## What you have to do
Format the items as a numbered list, from the very first line up to and including the line with "- spec-table-cell: DN200: [141, 935, 178, 958]", skipping any blank lines.
======== Task material
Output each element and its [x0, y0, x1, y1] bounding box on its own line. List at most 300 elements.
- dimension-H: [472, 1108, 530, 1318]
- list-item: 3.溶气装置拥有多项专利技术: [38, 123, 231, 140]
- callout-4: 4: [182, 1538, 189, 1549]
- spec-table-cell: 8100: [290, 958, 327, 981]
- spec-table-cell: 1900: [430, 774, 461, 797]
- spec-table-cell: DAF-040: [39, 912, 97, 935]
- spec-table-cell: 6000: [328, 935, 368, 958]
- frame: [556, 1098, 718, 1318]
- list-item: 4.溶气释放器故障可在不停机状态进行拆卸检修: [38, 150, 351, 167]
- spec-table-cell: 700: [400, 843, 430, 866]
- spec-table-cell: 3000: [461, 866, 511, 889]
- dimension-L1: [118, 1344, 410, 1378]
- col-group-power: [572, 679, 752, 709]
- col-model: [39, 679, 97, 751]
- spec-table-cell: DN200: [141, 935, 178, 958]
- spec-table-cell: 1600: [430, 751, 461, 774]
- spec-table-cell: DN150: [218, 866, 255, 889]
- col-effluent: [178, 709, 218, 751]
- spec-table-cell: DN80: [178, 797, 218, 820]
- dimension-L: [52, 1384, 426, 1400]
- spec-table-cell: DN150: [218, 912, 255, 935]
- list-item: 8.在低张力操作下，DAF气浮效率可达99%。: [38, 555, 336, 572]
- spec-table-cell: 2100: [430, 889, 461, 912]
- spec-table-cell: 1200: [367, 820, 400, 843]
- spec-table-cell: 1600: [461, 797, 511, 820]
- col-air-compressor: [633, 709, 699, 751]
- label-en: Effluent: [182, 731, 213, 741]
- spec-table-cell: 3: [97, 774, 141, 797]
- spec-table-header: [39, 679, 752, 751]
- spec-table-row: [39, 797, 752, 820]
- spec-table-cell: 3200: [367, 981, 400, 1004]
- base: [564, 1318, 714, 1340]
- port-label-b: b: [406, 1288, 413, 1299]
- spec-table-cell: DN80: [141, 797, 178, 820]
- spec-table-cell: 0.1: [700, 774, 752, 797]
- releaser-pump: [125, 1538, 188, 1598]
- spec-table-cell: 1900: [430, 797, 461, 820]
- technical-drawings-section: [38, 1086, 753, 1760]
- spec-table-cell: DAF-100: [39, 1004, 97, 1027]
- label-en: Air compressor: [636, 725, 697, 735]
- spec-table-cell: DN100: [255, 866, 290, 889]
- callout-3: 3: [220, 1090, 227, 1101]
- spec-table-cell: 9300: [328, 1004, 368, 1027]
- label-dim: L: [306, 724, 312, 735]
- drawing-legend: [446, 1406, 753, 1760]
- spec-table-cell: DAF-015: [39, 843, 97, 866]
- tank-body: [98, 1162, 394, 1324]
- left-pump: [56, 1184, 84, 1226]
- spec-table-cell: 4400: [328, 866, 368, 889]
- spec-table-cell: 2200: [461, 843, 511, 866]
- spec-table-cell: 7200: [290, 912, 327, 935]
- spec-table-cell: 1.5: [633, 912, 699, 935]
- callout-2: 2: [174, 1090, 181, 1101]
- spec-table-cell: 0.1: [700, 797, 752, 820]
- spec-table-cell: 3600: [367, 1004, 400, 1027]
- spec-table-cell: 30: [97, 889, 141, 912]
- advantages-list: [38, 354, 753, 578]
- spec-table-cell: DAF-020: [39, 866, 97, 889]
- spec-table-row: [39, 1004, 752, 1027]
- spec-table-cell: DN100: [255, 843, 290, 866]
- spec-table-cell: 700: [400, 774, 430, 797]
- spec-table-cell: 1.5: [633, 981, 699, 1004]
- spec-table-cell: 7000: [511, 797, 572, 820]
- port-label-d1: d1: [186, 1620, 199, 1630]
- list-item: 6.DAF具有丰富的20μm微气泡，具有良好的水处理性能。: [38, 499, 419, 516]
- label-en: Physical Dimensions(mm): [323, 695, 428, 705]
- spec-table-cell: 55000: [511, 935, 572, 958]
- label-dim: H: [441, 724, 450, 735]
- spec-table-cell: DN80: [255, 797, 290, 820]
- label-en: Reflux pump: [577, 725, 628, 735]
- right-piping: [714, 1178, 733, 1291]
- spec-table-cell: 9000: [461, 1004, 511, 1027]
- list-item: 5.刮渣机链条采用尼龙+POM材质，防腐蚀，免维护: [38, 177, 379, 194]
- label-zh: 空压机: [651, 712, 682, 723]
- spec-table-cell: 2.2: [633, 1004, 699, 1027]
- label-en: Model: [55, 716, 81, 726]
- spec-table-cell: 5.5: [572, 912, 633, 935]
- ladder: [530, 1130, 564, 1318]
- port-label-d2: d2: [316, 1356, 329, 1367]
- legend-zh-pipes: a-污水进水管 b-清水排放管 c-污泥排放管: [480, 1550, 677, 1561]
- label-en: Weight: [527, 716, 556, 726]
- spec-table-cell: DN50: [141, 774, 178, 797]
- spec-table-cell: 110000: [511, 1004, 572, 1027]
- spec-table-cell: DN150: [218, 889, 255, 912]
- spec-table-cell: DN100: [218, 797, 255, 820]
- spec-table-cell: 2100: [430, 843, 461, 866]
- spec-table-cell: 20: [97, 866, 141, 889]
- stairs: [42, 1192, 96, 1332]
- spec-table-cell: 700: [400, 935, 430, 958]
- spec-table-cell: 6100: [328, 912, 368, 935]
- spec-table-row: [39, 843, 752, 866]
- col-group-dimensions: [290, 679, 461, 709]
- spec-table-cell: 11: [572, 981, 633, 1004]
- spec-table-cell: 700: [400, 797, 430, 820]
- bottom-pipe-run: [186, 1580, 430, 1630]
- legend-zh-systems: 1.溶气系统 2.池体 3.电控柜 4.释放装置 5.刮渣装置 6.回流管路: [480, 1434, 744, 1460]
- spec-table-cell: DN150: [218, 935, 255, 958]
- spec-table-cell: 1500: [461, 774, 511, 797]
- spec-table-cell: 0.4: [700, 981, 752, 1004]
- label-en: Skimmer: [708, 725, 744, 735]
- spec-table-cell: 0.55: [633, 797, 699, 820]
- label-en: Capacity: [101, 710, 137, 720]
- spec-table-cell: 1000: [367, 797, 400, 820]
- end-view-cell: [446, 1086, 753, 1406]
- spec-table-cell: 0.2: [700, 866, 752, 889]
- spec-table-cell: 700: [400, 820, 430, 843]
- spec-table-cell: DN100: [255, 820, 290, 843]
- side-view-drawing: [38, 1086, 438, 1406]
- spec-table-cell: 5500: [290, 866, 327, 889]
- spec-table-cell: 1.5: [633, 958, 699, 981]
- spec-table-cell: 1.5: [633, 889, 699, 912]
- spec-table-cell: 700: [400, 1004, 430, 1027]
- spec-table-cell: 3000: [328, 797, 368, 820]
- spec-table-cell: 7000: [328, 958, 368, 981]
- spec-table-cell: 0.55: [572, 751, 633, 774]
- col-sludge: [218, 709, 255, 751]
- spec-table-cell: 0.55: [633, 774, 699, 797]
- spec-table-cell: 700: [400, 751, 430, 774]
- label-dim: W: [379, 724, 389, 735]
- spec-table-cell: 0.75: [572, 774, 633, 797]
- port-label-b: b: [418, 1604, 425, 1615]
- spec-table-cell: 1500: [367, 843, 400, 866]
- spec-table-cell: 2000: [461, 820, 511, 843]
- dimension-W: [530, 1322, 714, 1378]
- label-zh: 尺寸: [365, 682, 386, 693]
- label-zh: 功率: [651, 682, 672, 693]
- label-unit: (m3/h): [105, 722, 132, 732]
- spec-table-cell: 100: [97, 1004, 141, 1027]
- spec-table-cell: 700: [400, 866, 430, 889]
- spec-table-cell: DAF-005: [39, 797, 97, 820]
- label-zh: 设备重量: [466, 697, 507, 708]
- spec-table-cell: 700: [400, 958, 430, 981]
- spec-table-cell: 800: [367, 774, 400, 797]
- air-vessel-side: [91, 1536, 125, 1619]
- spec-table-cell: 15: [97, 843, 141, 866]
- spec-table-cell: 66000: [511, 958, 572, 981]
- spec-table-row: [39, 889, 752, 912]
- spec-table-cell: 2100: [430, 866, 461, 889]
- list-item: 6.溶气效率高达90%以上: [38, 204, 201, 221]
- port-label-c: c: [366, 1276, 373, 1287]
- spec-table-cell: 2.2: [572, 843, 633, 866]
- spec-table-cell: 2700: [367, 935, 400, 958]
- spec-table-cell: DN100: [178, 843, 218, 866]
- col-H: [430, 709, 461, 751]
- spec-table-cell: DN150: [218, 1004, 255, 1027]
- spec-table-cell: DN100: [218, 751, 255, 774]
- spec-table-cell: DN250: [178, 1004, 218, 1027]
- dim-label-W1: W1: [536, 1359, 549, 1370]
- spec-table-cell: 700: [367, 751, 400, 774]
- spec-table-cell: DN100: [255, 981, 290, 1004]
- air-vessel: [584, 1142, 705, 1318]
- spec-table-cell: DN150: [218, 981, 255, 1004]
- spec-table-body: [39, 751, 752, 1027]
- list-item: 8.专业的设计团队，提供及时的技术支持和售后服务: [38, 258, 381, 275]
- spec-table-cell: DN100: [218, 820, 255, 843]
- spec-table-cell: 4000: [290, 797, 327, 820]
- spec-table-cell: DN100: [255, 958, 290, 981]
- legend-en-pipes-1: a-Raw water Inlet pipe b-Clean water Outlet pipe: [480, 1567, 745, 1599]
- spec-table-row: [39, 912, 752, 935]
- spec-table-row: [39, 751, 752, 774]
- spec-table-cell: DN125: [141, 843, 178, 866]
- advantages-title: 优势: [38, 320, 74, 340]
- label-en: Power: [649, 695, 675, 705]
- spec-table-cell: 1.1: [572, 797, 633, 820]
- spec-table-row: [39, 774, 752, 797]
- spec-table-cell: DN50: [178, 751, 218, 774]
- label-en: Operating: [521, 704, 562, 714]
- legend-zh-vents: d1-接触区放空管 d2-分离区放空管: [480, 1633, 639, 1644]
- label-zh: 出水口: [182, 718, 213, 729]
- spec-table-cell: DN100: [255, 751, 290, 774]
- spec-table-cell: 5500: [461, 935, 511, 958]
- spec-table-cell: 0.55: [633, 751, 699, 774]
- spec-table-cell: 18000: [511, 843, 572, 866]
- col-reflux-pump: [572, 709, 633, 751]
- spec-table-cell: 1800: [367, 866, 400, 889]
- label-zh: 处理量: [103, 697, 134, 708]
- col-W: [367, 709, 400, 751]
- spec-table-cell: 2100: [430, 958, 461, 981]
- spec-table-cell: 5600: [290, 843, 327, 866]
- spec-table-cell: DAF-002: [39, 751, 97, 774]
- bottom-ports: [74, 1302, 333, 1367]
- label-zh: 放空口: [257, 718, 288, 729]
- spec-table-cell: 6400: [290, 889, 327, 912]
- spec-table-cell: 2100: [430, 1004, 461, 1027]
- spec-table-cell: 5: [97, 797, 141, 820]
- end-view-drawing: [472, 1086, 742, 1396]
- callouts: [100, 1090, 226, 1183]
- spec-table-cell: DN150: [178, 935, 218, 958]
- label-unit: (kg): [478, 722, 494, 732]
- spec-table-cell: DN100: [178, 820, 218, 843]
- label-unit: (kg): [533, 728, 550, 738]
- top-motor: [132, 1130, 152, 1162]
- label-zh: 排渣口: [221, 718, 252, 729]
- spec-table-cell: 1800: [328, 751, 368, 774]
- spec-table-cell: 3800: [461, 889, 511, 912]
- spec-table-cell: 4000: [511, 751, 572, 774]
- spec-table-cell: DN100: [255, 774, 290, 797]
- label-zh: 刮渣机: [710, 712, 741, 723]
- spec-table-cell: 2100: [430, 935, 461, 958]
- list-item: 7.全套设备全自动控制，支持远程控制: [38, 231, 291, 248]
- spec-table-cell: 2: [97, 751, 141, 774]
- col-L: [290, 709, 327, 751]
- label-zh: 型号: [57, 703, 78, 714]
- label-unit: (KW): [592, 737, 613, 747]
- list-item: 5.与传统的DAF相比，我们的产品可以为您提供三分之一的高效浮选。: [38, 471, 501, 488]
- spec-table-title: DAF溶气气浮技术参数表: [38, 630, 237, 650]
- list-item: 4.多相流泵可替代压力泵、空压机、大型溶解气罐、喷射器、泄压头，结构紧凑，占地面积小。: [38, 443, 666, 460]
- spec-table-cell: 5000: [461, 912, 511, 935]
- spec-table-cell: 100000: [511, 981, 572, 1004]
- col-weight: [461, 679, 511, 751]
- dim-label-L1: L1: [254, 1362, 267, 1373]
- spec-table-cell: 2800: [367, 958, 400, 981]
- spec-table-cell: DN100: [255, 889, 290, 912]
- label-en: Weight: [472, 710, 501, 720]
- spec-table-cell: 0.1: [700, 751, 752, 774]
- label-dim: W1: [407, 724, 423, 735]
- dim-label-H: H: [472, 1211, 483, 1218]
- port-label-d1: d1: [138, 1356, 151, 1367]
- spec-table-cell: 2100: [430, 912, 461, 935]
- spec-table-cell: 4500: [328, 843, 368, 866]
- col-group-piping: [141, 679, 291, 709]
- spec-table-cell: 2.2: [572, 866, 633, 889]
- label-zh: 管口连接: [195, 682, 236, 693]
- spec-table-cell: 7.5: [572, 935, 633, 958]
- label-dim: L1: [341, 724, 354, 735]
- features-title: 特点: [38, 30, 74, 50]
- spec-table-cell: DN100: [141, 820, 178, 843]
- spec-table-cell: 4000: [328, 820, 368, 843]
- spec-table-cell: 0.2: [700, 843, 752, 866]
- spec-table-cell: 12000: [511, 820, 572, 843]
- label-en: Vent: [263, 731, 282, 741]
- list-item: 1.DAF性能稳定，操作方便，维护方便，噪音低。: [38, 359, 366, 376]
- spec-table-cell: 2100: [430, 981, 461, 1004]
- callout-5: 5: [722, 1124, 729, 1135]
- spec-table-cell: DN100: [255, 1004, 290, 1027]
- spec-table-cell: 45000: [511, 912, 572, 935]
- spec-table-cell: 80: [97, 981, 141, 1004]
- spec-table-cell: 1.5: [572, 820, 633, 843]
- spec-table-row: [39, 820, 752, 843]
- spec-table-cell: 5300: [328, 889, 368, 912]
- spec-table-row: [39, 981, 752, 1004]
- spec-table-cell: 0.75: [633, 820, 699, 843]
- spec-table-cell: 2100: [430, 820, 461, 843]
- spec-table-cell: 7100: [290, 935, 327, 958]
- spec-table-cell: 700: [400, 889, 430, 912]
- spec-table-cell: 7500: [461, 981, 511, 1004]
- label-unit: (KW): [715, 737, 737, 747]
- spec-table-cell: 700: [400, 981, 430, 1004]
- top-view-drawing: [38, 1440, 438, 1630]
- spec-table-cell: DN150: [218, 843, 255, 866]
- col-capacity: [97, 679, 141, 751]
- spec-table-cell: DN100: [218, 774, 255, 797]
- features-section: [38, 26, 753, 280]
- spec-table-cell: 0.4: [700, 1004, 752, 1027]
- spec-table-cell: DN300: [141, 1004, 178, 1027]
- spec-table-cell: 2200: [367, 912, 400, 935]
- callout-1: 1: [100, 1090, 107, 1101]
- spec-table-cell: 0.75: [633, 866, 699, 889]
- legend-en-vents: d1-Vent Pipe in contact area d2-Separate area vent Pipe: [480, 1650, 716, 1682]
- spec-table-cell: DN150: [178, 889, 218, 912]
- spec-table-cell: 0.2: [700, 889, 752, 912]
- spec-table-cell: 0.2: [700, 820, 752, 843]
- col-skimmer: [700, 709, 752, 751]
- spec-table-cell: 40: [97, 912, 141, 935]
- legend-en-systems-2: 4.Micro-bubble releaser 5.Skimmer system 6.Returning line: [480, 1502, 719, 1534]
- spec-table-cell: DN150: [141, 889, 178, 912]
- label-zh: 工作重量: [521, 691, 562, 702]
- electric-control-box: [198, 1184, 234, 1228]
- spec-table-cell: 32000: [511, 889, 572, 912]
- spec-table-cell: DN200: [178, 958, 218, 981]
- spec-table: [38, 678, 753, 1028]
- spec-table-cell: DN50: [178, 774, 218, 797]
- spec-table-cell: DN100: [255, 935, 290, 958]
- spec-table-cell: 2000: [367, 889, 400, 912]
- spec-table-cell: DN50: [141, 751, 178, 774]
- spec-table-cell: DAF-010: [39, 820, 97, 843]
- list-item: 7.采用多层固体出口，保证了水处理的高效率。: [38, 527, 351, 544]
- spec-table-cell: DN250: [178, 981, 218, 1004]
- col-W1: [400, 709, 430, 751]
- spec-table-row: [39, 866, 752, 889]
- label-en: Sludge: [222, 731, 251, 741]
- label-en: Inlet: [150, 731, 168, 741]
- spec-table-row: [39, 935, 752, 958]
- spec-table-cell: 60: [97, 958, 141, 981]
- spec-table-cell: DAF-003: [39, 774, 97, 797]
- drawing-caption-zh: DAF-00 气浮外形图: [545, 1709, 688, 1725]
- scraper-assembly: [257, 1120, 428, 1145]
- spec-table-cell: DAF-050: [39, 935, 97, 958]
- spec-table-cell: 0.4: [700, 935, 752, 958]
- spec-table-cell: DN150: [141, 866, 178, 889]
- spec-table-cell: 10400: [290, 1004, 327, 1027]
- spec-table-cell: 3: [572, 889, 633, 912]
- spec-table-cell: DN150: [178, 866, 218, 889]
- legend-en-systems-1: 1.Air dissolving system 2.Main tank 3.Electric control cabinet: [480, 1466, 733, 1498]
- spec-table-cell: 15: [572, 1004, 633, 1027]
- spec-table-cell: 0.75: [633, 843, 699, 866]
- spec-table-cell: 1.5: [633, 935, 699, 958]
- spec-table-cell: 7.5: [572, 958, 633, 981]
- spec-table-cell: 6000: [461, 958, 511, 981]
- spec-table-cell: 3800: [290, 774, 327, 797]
================
## Answer to this task
1. Output each element and its [x0, y0, x1, y1] bounding box on its own line. List at most 300 elements.
2. - dimension-H: [472, 1108, 530, 1318]
3. - list-item: 3.溶气装置拥有多项专利技术: [38, 123, 231, 140]
4. - callout-4: 4: [182, 1538, 189, 1549]
5. - spec-table-cell: 8100: [290, 958, 327, 981]
6. - spec-table-cell: 1900: [430, 774, 461, 797]
7. - spec-table-cell: DAF-040: [39, 912, 97, 935]
8. - spec-table-cell: 6000: [328, 935, 368, 958]
9. - frame: [556, 1098, 718, 1318]
10. - list-item: 4.溶气释放器故障可在不停机状态进行拆卸检修: [38, 150, 351, 167]
11. - spec-table-cell: 700: [400, 843, 430, 866]
12. - spec-table-cell: 3000: [461, 866, 511, 889]
13. - dimension-L1: [118, 1344, 410, 1378]
14. - col-group-power: [572, 679, 752, 709]
15. - col-model: [39, 679, 97, 751]
16. - spec-table-cell: DN200: [141, 935, 178, 958]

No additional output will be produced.